■ **OBJECTIVE**
Show every line containing "right" by copying it.

■ **DATA EXTRACT**
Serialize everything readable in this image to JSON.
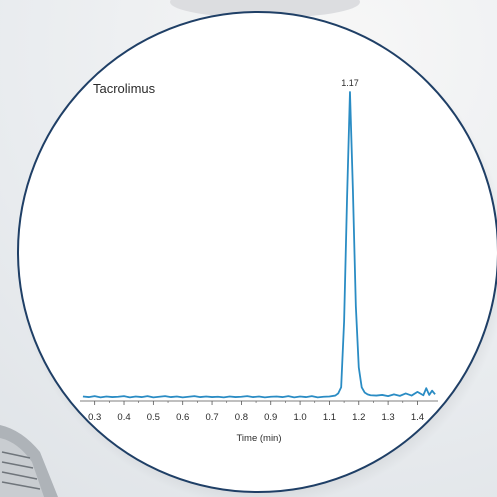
{
  "chart_data": {
    "type": "line",
    "title": "Tacrolimus",
    "xlabel": "Time (min)",
    "ylabel": "",
    "xlim": [
      0.25,
      1.47
    ],
    "ylim": [
      0,
      100
    ],
    "x_ticks": [
      0.3,
      0.4,
      0.5,
      0.6,
      0.7,
      0.8,
      0.9,
      1.0,
      1.1,
      1.2,
      1.3,
      1.4
    ],
    "x_tick_labels": [
      "0.3",
      "0.4",
      "0.5",
      "0.6",
      "0.7",
      "0.8",
      "0.9",
      "1.0",
      "1.1",
      "1.2",
      "1.3",
      "1.4"
    ],
    "grid": false,
    "annotations": [
      {
        "x": 1.17,
        "y": 100,
        "text": "1.17"
      }
    ],
    "series": [
      {
        "color": "#2a8cc4",
        "x": [
          0.26,
          0.28,
          0.3,
          0.32,
          0.34,
          0.36,
          0.38,
          0.4,
          0.42,
          0.44,
          0.46,
          0.48,
          0.5,
          0.52,
          0.54,
          0.56,
          0.58,
          0.6,
          0.62,
          0.64,
          0.66,
          0.68,
          0.7,
          0.72,
          0.74,
          0.76,
          0.78,
          0.8,
          0.82,
          0.84,
          0.86,
          0.88,
          0.9,
          0.92,
          0.94,
          0.96,
          0.98,
          1.0,
          1.02,
          1.04,
          1.06,
          1.08,
          1.1,
          1.12,
          1.13,
          1.14,
          1.15,
          1.16,
          1.17,
          1.18,
          1.19,
          1.2,
          1.21,
          1.22,
          1.23,
          1.24,
          1.26,
          1.28,
          1.3,
          1.32,
          1.34,
          1.36,
          1.38,
          1.4,
          1.42,
          1.43,
          1.44,
          1.45,
          1.46
        ],
        "y": [
          0.5,
          0.3,
          0.6,
          0.2,
          0.5,
          0.3,
          0.4,
          0.6,
          0.2,
          0.5,
          0.3,
          0.6,
          0.2,
          0.4,
          0.6,
          0.3,
          0.5,
          0.2,
          0.4,
          0.6,
          0.3,
          0.5,
          0.3,
          0.4,
          0.2,
          0.5,
          0.3,
          0.4,
          0.6,
          0.3,
          0.5,
          0.2,
          0.4,
          0.5,
          0.3,
          0.6,
          0.2,
          0.5,
          0.3,
          0.6,
          0.2,
          0.4,
          0.5,
          0.8,
          1.5,
          3.5,
          25,
          65,
          100,
          68,
          30,
          10,
          3.5,
          1.8,
          1.2,
          0.9,
          0.8,
          1.0,
          0.6,
          1.2,
          0.7,
          1.5,
          0.8,
          2.0,
          0.9,
          3.2,
          1.0,
          2.4,
          1.2
        ]
      }
    ]
  }
}
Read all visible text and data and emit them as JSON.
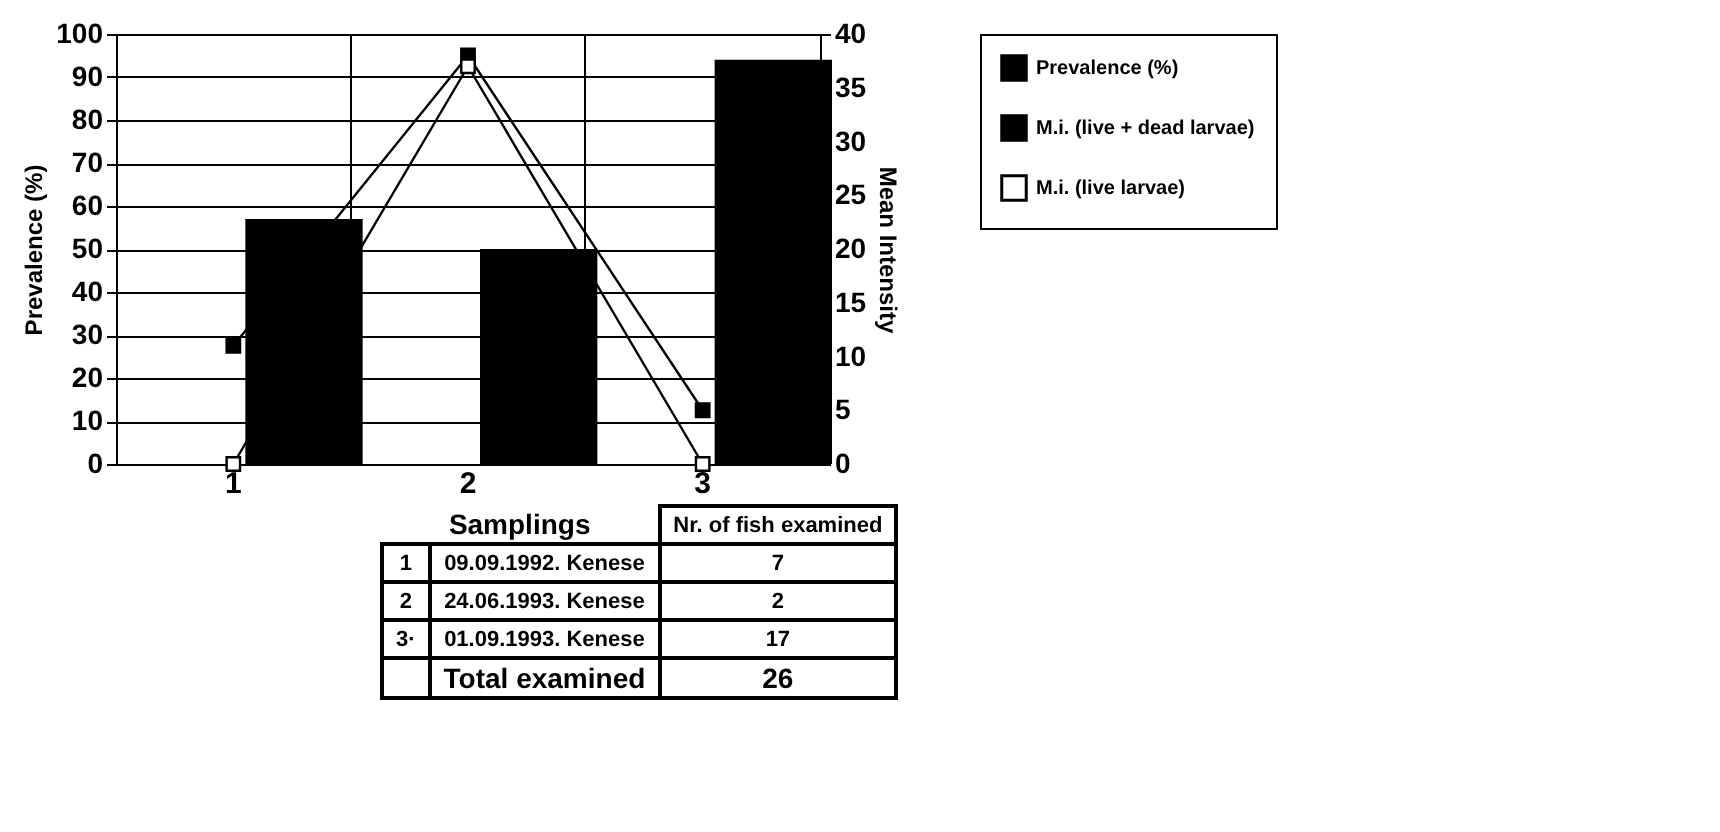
{
  "chart_data": {
    "type": "bar",
    "categories": [
      "1",
      "2",
      "3"
    ],
    "ylabel": "Prevalence (%)",
    "y2label": "Mean Intensity",
    "ylim": [
      0,
      100
    ],
    "yticks": [
      0,
      10,
      20,
      30,
      40,
      50,
      60,
      70,
      80,
      90,
      100
    ],
    "y2lim": [
      0,
      40
    ],
    "y2ticks": [
      0,
      5,
      10,
      15,
      20,
      25,
      30,
      35,
      40
    ],
    "series": [
      {
        "name": "Prevalence (%)",
        "color": "#000000",
        "values": [
          57,
          50,
          94
        ]
      },
      {
        "name": "M.i. (live + dead larvae)",
        "type": "line",
        "axis": "y2",
        "color": "#000000",
        "values": [
          11,
          38,
          5
        ]
      },
      {
        "name": "M.i. (live larvae)",
        "type": "line",
        "axis": "y2",
        "color": "#000000",
        "values": [
          0,
          37,
          0
        ]
      }
    ],
    "marker": "square",
    "grid": true,
    "legend": "right",
    "annotations": [
      "Samplings",
      "Nr. of fish examined",
      "1",
      "09.09.1992. Kenese",
      "7",
      "2",
      "24.06.1993. Kenese",
      "2",
      "3·",
      "01.09.1993. Kenese",
      "17",
      "Total examined",
      "26"
    ]
  }
}
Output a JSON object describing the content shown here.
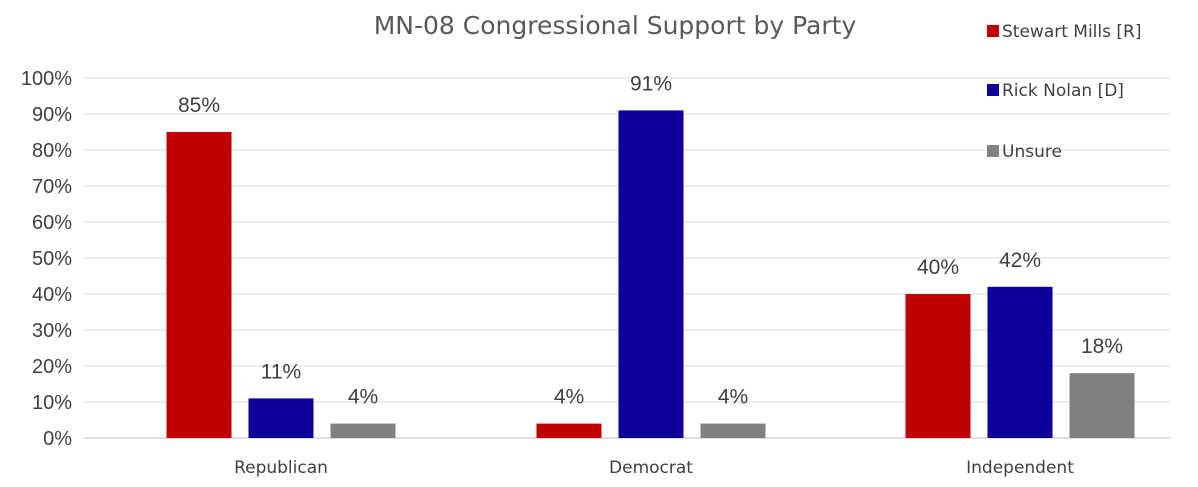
{
  "chart_data": {
    "type": "bar",
    "title": "MN-08 Congressional Support by Party",
    "categories": [
      "Republican",
      "Democrat",
      "Independent"
    ],
    "series": [
      {
        "name": "Stewart Mills [R]",
        "color": "#c00000",
        "values": [
          85,
          4,
          40
        ]
      },
      {
        "name": "Rick Nolan [D]",
        "color": "#0d009b",
        "values": [
          11,
          91,
          42
        ]
      },
      {
        "name": "Unsure",
        "color": "#808080",
        "values": [
          4,
          4,
          18
        ]
      }
    ],
    "data_labels": [
      [
        "85%",
        "4%",
        "40%"
      ],
      [
        "11%",
        "91%",
        "42%"
      ],
      [
        "4%",
        "4%",
        "18%"
      ]
    ],
    "y_ticks": [
      "0%",
      "10%",
      "20%",
      "30%",
      "40%",
      "50%",
      "60%",
      "70%",
      "80%",
      "90%",
      "100%"
    ],
    "ylim": [
      0,
      100
    ],
    "y_tick_values": [
      0,
      10,
      20,
      30,
      40,
      50,
      60,
      70,
      80,
      90,
      100
    ],
    "xlabel": "",
    "ylabel": "",
    "grid": true,
    "legend_position": "top-right"
  }
}
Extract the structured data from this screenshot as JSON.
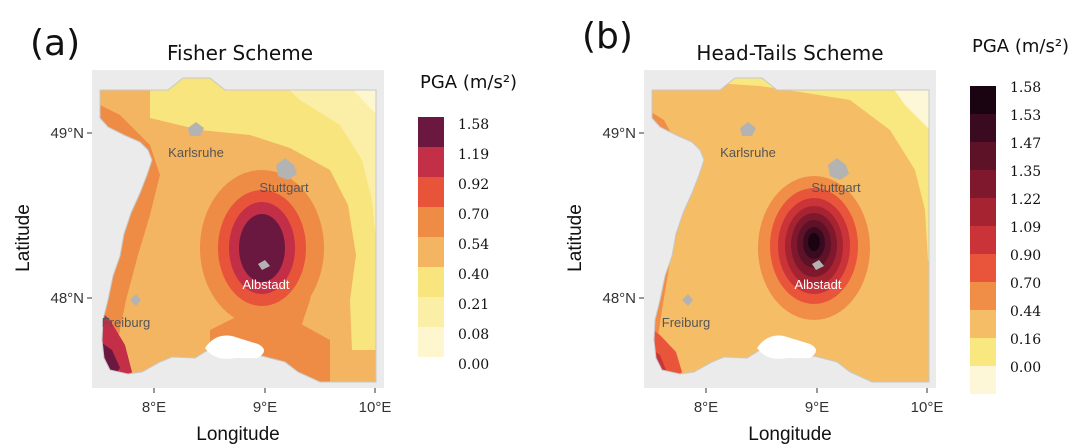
{
  "panels": [
    {
      "label": "(a)",
      "title": "Fisher Scheme",
      "legend_title": "PGA (m/s²)",
      "legend": [
        {
          "label": "1.58",
          "color": "#6b1840"
        },
        {
          "label": "1.19",
          "color": "#c22f46"
        },
        {
          "label": "0.92",
          "color": "#e8543a"
        },
        {
          "label": "0.70",
          "color": "#ee8c45"
        },
        {
          "label": "0.54",
          "color": "#f3b562"
        },
        {
          "label": "0.40",
          "color": "#f8e57e"
        },
        {
          "label": "0.21",
          "color": "#fbefa8"
        },
        {
          "label": "0.08",
          "color": "#fdf6cf"
        },
        {
          "label": "0.00",
          "color": null
        }
      ]
    },
    {
      "label": "(b)",
      "title": "Head-Tails Scheme",
      "legend_title": "PGA (m/s²)",
      "legend": [
        {
          "label": "1.58",
          "color": "#1b0412"
        },
        {
          "label": "1.53",
          "color": "#3a0b20"
        },
        {
          "label": "1.47",
          "color": "#5d1228"
        },
        {
          "label": "1.35",
          "color": "#7f182d"
        },
        {
          "label": "1.22",
          "color": "#a62331"
        },
        {
          "label": "1.09",
          "color": "#ca3438"
        },
        {
          "label": "0.90",
          "color": "#e9553a"
        },
        {
          "label": "0.70",
          "color": "#f08e48"
        },
        {
          "label": "0.44",
          "color": "#f5bd66"
        },
        {
          "label": "0.16",
          "color": "#f9e77f"
        },
        {
          "label": "0.00",
          "color": "#fdf7d8"
        }
      ]
    }
  ],
  "axes": {
    "xlabel": "Longitude",
    "ylabel": "Latitude",
    "xticks": [
      "8°E",
      "9°E",
      "10°E"
    ],
    "yticks": [
      "49°N",
      "48°N"
    ]
  },
  "cities": {
    "karlsruhe": "Karlsruhe",
    "stuttgart": "Stuttgart",
    "albstadt": "Albstadt",
    "freiburg": "Freiburg"
  },
  "colors": {
    "city_marker": "#b3b3b3",
    "lake": "#ffffff",
    "border": "#c8c8c8"
  }
}
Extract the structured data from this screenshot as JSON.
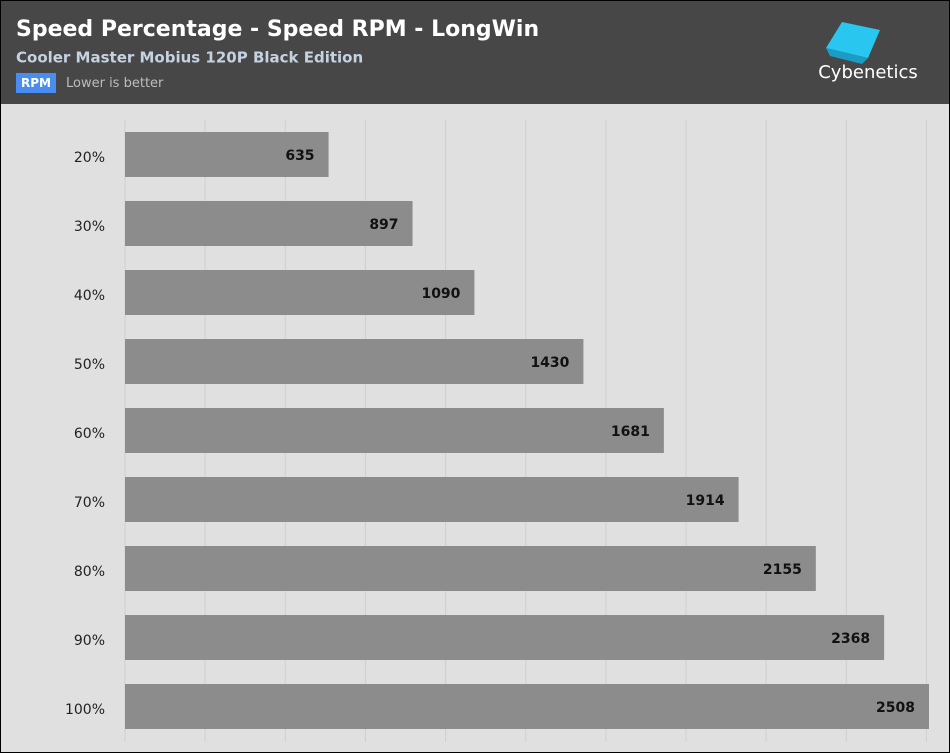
{
  "chart_data": {
    "type": "barh",
    "title": "Speed Percentage - Speed RPM - LongWin",
    "subtitle": "Cooler Master Mobius 120P Black Edition",
    "badge": "RPM",
    "note": "Lower is better",
    "brand": "Cybenetics",
    "categories": [
      "20%",
      "30%",
      "40%",
      "50%",
      "60%",
      "70%",
      "80%",
      "90%",
      "100%"
    ],
    "values": [
      635,
      897,
      1090,
      1430,
      1681,
      1914,
      2155,
      2368,
      2508
    ],
    "color": "#8c8c8c",
    "xlim": [
      0,
      2508
    ],
    "xticks": [
      0,
      250,
      500,
      750,
      1000,
      1250,
      1500,
      1750,
      2000,
      2250,
      2500
    ],
    "grid": true
  }
}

■ **SOLUTION**
    "legend": "right",
    "legend_position": "top-right"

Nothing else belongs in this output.